Exercise goal: Repeat every line below exactly, word for word.

==== Task material ====

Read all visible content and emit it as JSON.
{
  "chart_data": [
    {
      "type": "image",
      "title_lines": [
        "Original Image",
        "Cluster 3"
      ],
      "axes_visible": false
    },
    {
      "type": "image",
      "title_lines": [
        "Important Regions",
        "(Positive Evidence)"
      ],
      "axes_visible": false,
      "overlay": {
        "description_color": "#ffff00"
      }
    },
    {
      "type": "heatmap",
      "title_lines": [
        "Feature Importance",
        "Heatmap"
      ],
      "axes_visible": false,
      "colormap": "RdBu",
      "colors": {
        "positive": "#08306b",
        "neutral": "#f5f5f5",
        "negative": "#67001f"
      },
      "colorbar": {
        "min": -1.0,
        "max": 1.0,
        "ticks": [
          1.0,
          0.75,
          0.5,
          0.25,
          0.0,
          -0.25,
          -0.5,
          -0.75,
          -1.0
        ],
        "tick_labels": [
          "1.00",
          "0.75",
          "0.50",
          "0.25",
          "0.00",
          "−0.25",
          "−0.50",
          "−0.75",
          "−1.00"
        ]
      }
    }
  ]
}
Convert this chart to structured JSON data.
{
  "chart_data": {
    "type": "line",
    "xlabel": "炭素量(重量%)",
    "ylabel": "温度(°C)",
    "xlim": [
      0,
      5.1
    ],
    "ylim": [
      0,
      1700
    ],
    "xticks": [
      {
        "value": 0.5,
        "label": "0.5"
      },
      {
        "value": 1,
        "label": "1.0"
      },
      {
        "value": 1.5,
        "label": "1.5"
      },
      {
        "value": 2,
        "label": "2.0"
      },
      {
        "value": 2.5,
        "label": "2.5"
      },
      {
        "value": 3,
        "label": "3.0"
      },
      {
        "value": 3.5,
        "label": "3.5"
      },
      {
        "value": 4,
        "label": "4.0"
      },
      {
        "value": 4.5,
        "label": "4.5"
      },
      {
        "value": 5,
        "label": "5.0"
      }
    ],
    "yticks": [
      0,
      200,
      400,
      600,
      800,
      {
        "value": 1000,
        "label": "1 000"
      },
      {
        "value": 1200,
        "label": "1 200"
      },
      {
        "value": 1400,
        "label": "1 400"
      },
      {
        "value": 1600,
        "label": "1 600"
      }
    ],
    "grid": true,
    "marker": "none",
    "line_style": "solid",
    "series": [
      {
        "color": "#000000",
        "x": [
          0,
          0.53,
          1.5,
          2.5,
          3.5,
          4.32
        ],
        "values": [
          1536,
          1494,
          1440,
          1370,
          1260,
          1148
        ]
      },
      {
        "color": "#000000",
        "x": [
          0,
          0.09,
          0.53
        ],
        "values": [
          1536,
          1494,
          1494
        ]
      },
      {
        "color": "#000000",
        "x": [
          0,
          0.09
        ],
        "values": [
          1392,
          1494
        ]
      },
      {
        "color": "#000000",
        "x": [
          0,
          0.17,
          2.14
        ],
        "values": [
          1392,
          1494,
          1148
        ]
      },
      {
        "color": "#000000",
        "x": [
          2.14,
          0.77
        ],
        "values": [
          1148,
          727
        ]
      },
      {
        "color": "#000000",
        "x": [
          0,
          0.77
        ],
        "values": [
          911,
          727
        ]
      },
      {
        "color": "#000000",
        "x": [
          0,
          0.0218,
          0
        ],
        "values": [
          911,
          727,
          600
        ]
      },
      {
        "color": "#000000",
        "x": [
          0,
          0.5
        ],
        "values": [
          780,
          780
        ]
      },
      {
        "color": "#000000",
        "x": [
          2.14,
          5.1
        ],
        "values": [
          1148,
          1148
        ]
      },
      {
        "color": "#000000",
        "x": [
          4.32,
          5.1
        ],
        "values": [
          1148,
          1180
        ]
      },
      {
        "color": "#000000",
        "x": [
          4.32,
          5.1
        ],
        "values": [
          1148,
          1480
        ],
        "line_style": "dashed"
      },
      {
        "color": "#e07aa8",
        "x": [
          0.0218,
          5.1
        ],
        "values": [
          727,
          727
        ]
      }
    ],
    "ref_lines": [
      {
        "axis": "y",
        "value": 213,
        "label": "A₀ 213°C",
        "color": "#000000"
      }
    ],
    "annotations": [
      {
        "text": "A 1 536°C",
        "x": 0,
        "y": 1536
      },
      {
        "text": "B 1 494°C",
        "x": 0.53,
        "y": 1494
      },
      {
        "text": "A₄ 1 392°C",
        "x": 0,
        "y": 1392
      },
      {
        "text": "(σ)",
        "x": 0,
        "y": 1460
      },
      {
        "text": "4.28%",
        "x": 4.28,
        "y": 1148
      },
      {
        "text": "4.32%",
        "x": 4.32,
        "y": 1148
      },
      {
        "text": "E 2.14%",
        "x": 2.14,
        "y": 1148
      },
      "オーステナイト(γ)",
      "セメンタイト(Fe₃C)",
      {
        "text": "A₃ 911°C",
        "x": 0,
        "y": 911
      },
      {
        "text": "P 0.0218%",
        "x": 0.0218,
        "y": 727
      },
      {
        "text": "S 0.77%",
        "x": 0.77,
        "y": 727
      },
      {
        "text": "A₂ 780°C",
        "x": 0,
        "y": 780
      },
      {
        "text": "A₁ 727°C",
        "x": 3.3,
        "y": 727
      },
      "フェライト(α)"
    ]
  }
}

====

Output below:
Read all visible content and emit it as JSON.
{
  "chart_data": [
    {
      "type": "image",
      "title_lines": [
        "Original Image",
        "Cluster 3"
      ],
      "axes_visible": false
    },
    {
      "type": "image",
      "title_lines": [
        "Important Regions",
        "(Positive Evidence)"
      ],
      "axes_visible": false,
      "overlay": {
        "description_color": "#ffff00"
      }
    },
    {
      "type": "heatmap",
      "title_lines": [
        "Feature Importance",
        "Heatmap"
      ],
      "axes_visible": false,
      "colormap": "RdBu",
      "colors": {
        "positive": "#08306b",
        "neutral": "#f5f5f5",
        "negative": "#67001f"
      },
      "colorbar": {
        "min": -1.0,
        "max": 1.0,
        "ticks": [
          1.0,
          0.75,
          0.5,
          0.25,
          0.0,
          -0.25,
          -0.5,
          -0.75,
          -1.0
        ],
        "tick_labels": [
          "1.00",
          "0.75",
          "0.50",
          "0.25",
          "0.00",
          "−0.25",
          "−0.50",
          "−0.75",
          "−1.00"
        ]
      }
    }
  ]
}
Convert this chart to structured JSON data.
{
  "chart_data": {
    "type": "line",
    "xlabel": "炭素量(重量%)",
    "ylabel": "温度(°C)",
    "xlim": [
      0,
      5.1
    ],
    "ylim": [
      0,
      1700
    ],
    "xticks": [
      {
        "value": 0.5,
        "label": "0.5"
      },
      {
        "value": 1,
        "label": "1.0"
      },
      {
        "value": 1.5,
        "label": "1.5"
      },
      {
        "value": 2,
        "label": "2.0"
      },
      {
        "value": 2.5,
        "label": "2.5"
      },
      {
        "value": 3,
        "label": "3.0"
      },
      {
        "value": 3.5,
        "label": "3.5"
      },
      {
        "value": 4,
        "label": "4.0"
      },
      {
        "value": 4.5,
        "label": "4.5"
      },
      {
        "value": 5,
        "label": "5.0"
      }
    ],
    "yticks": [
      0,
      200,
      400,
      600,
      800,
      {
        "value": 1000,
        "label": "1 000"
      },
      {
        "value": 1200,
        "label": "1 200"
      },
      {
        "value": 1400,
        "label": "1 400"
      },
      {
        "value": 1600,
        "label": "1 600"
      }
    ],
    "grid": true,
    "marker": "none",
    "line_style": "solid",
    "series": [
      {
        "color": "#000000",
        "x": [
          0,
          0.53,
          1.5,
          2.5,
          3.5,
          4.32
        ],
        "values": [
          1536,
          1494,
          1440,
          1370,
          1260,
          1148
        ]
      },
      {
        "color": "#000000",
        "x": [
          0,
          0.09,
          0.53
        ],
        "values": [
          1536,
          1494,
          1494
        ]
      },
      {
        "color": "#000000",
        "x": [
          0,
          0.09
        ],
        "values": [
          1392,
          1494
        ]
      },
      {
        "color": "#000000",
        "x": [
          0,
          0.17,
          2.14
        ],
        "values": [
          1392,
          1494,
          1148
        ]
      },
      {
        "color": "#000000",
        "x": [
          2.14,
          0.77
        ],
        "values": [
          1148,
          727
        ]
      },
      {
        "color": "#000000",
        "x": [
          0,
          0.77
        ],
        "values": [
          911,
          727
        ]
      },
      {
        "color": "#000000",
        "x": [
          0,
          0.0218,
          0
        ],
        "values": [
          911,
          727,
          600
        ]
      },
      {
        "color": "#000000",
        "x": [
          0,
          0.5
        ],
        "values": [
          780,
          780
        ]
      },
      {
        "color": "#000000",
        "x": [
          2.14,
          5.1
        ],
        "values": [
          1148,
          1148
        ]
      },
      {
        "color": "#000000",
        "x": [
          4.32,
          5.1
        ],
        "values": [
          1148,
          1180
        ]
      },
      {
        "color": "#000000",
        "x": [
          4.32,
          5.1
        ],
        "values": [
          1148,
          1480
        ],
        "line_style": "dashed"
      },
      {
        "color": "#e07aa8",
        "x": [
          0.0218,
          5.1
        ],
        "values": [
          727,
          727
        ]
      }
    ],
    "ref_lines": [
      {
        "axis": "y",
        "value": 213,
        "label": "A₀ 213°C",
        "color": "#000000"
      }
    ],
    "annotations": [
      {
        "text": "A 1 536°C",
        "x": 0,
        "y": 1536
      },
      {
        "text": "B 1 494°C",
        "x": 0.53,
        "y": 1494
      },
      {
        "text": "A₄ 1 392°C",
        "x": 0,
        "y": 1392
      },
      {
        "text": "(σ)",
        "x": 0,
        "y": 1460
      },
      {
        "text": "4.28%",
        "x": 4.28,
        "y": 1148
      },
      {
        "text": "4.32%",
        "x": 4.32,
        "y": 1148
      },
      {
        "text": "E 2.14%",
        "x": 2.14,
        "y": 1148
      },
      "オーステナイト(γ)",
      "セメンタイト(Fe₃C)",
      {
        "text": "A₃ 911°C",
        "x": 0,
        "y": 911
      },
      {
        "text": "P 0.0218%",
        "x": 0.0218,
        "y": 727
      },
      {
        "text": "S 0.77%",
        "x": 0.77,
        "y": 727
      },
      {
        "text": "A₂ 780°C",
        "x": 0,
        "y": 780
      },
      {
        "text": "A₁ 727°C",
        "x": 3.3,
        "y": 727
      },
      "フェライト(α)"
    ]
  }
}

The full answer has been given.